-- TASK 1 --
Return the passage of the article on Dan Brouillette's remarks about Chinese pollution starting with "Department of Energy" and going on through "reduce carbon emissions.", copied word for word.
-- TASK 2 --
Resume the article on Dan Brouillette's remarks about Chinese pollution, writing on from its final sentence.

----- SELECTED TEXT

Dan Brouillette: American ‘Gains’ to Reduce Pollution ‘Offset’ by China in ‘One Month’

US Deputy Energy Secretary Dan Brouillette speaks during a press conference with the German Economy Minister on February 12, 2019 at the Economy Ministry in Berlin after they held talks over Europe's gas supply. - Germany will put on a show of unity with the United States February 12, 2019 …

Department of Energy (DOE) Deputy Secretary Dan Brouillette told Breitbart News Daily that Chinese pollution has “offset” American “gains” to reduce pollution in “one month.”

Brouillette spoke with Breitbart News Daily host Alex Marlow regarding America’s leadership to reduce pollution, President Donald Trump’s decision to withdraw from the Paris climate treaty, and new initiatives the DOE is pursuing to reduce carbon emissions.

His interview with Breitbart News Daily follows as Energy Secretary Rick Perry plans to step down, and Trump nominated Brouillette to be the next secretary.

----------
----- SUPPLIED MATERIAL

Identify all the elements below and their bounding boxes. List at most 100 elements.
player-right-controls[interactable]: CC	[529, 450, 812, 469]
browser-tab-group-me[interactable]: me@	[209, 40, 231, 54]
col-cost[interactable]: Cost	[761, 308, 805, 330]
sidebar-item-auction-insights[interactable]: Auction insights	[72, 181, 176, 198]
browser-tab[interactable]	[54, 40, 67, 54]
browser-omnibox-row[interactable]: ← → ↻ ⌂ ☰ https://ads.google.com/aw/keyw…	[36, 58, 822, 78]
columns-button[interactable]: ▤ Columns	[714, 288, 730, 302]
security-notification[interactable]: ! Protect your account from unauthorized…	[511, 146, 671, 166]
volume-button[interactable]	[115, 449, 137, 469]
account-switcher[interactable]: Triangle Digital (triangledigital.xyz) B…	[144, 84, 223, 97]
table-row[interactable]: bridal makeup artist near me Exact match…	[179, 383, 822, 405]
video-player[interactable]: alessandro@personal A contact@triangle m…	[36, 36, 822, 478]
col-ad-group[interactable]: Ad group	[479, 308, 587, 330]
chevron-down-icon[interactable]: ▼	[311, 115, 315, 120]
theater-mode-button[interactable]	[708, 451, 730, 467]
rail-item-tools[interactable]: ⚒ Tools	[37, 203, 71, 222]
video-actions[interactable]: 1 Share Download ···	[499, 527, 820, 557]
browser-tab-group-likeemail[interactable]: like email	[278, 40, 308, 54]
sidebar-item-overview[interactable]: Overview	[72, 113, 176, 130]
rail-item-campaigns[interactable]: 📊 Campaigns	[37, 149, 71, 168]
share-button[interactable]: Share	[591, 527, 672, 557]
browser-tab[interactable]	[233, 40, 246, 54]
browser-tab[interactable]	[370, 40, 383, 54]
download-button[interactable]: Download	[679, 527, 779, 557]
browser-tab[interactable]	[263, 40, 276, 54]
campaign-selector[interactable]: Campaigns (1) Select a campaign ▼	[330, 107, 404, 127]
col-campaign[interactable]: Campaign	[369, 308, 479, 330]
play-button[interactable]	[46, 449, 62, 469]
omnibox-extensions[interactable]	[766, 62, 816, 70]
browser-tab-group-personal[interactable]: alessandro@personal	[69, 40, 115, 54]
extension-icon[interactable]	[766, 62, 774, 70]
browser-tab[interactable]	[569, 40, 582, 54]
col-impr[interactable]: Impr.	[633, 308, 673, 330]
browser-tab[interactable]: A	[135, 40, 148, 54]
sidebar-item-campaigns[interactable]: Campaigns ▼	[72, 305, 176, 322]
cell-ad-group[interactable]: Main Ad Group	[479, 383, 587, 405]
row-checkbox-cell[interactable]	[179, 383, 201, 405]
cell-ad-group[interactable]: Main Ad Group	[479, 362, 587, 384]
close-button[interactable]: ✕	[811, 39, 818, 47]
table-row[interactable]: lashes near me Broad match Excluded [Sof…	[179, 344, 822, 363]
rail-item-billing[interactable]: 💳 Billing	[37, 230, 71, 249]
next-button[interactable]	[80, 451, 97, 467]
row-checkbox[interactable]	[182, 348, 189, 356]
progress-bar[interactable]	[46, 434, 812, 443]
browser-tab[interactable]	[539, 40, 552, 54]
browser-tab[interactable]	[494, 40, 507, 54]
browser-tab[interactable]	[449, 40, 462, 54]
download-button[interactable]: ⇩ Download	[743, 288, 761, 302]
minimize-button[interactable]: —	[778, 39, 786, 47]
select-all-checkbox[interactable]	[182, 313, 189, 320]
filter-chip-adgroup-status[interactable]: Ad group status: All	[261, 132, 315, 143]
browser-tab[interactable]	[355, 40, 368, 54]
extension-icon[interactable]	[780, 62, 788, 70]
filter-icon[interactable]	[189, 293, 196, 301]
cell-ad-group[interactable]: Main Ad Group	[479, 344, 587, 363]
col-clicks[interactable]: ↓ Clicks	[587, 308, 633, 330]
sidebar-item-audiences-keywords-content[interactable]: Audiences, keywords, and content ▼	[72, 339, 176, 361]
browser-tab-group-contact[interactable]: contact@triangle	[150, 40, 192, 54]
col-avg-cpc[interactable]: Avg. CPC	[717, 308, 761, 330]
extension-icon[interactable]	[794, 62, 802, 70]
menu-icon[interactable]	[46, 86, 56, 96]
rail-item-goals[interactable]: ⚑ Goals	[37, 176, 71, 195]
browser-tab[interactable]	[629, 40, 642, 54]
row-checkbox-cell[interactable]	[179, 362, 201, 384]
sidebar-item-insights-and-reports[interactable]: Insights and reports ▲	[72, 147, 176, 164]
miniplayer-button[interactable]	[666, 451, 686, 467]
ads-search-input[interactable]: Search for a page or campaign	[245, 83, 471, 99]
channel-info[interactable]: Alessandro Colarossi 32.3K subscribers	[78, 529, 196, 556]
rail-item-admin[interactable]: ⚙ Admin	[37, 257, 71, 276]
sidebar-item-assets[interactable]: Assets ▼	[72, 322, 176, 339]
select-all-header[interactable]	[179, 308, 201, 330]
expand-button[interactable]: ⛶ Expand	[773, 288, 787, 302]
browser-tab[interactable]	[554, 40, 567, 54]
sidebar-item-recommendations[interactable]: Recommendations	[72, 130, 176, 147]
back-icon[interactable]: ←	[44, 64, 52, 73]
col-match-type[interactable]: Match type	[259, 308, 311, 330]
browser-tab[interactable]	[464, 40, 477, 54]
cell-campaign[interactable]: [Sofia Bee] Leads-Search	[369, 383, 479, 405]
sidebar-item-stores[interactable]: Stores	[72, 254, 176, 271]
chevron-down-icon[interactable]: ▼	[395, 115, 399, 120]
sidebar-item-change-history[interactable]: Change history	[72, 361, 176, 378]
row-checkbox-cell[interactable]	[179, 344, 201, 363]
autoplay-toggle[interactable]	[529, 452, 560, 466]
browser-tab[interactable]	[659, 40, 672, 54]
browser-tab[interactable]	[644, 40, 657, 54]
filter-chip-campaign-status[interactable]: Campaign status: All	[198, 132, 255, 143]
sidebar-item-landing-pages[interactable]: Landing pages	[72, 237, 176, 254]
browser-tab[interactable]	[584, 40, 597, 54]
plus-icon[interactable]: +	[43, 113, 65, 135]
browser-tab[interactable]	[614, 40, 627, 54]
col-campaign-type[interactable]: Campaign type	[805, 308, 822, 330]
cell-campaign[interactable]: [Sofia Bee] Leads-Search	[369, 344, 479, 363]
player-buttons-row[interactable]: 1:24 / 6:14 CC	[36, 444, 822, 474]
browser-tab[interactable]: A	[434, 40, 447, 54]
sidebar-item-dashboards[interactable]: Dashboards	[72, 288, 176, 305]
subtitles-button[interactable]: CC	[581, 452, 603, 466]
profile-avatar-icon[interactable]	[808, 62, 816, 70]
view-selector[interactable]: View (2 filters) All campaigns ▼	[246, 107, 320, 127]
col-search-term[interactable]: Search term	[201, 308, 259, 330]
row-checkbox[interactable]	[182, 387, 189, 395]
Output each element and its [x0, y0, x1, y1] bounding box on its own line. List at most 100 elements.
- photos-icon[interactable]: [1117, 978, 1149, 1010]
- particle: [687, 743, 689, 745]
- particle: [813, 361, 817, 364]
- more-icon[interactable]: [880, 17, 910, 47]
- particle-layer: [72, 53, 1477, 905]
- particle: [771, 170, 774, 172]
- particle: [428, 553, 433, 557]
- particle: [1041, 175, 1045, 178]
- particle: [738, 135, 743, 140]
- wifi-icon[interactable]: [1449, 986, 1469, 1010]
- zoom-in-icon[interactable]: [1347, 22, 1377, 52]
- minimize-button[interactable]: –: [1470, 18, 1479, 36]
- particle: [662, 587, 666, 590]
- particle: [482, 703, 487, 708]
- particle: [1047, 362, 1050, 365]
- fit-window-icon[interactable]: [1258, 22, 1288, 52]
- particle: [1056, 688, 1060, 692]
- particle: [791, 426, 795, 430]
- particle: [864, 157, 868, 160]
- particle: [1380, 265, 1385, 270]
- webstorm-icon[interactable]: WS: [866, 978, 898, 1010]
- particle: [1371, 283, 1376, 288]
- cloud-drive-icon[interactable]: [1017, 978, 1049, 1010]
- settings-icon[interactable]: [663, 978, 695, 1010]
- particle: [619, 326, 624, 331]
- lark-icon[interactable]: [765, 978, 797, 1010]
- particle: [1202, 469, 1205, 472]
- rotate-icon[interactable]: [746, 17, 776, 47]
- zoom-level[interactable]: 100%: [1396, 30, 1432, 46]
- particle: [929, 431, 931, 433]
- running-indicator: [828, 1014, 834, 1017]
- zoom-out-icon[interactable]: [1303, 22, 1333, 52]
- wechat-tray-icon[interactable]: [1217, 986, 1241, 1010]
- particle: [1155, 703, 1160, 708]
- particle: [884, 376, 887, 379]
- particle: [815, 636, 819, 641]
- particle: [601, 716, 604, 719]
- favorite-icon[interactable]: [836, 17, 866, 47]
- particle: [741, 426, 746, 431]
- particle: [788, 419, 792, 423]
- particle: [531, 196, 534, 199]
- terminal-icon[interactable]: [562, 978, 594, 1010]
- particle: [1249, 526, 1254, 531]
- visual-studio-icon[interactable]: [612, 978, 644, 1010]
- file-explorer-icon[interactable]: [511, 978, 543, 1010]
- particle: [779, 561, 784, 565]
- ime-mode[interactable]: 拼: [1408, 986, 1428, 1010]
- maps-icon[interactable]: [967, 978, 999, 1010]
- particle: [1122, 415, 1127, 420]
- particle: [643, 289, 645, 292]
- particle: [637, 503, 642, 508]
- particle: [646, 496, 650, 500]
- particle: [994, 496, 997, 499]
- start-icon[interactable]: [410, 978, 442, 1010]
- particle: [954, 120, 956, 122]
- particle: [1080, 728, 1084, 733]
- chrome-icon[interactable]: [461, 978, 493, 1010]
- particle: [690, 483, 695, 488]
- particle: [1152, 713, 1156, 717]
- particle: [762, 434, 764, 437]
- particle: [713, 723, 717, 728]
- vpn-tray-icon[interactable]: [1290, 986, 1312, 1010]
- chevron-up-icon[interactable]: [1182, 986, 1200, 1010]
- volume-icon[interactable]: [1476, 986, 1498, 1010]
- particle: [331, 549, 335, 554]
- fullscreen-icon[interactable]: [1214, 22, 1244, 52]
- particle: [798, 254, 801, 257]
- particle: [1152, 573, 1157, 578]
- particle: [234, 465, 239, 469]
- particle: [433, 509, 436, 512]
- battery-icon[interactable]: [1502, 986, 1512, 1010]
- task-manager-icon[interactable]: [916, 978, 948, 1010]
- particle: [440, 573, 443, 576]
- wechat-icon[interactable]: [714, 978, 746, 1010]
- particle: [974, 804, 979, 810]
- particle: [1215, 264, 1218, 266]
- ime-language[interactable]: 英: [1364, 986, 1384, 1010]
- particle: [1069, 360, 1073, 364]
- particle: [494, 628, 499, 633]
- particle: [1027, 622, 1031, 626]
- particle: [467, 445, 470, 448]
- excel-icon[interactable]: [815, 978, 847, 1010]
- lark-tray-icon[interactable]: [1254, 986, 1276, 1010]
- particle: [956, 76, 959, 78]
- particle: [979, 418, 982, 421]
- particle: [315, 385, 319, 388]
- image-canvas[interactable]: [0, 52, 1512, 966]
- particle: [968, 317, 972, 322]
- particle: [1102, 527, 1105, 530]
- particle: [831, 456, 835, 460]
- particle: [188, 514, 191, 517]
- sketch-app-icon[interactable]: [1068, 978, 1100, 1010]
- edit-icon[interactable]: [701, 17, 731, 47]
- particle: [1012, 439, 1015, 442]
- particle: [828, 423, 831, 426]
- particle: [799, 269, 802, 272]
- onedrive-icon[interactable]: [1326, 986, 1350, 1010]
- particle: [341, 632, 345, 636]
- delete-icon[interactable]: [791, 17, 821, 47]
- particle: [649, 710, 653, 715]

----------

-- EXERCISE RESULT 1 --
Department of Energy (DOE) Deputy Secretary Dan Brouillette told Breitbart News Daily that Chinese pollution has “offset” American “gains” to reduce pollution in “one month.”

Brouillette spoke with Breitbart News Daily host Alex Marlow regarding America’s leadership to reduce pollution, President Donald Trump’s decision to withdraw from the Paris climate treaty, and new initiatives the DOE is pursuing to reduce carbon emissions.

-- EXERCISE RESULT 2 --
“At the same time, I am pleased to nominate Deputy Secretary Dan Brouillette to be the new Secretary of Energy. Dan’s experience in the sector is unparalleled,” Trump wrote in a tweet last week. “A total professional, I have no doubt that Dan will do a great job!”

Trump announced late Wednesday night that he will confirm one of his key 2016 presidential campaign promises by withdrawing from the Paris climate agreement.

Brouillette said that the country, under Trump, has managed to reduce emissions beyond other Paris treaty signatories while growing the American economy.

“There is not a single signatory to that accord that has come close to the United States’ record on the environment,” Brouillette said. “Not a single signatory.”

Further, he said that while America has continued to reduce carbon emissions, China has continued to pollute the world.

The energy deputy secretary said, “All of the gains that we have made are offset exponentially by the Chinese. It shows the fallacy of an agreement of the Paris Accords. We have reduced our energy-related emissions by 14 percent. That has been offset exponentially by the Chinese in probably a month or maybe a month and a half. They are making near-zero progress regarding these types of issues.”

The energy secretary nominee then noted that America’s growing Marcellus Shale natural gas developments have “fundamentally transformed the entire Appalachian region. If you were to hold that out as a country, it would be one of the largest energy-producing countries in the world. Appalachia alone.”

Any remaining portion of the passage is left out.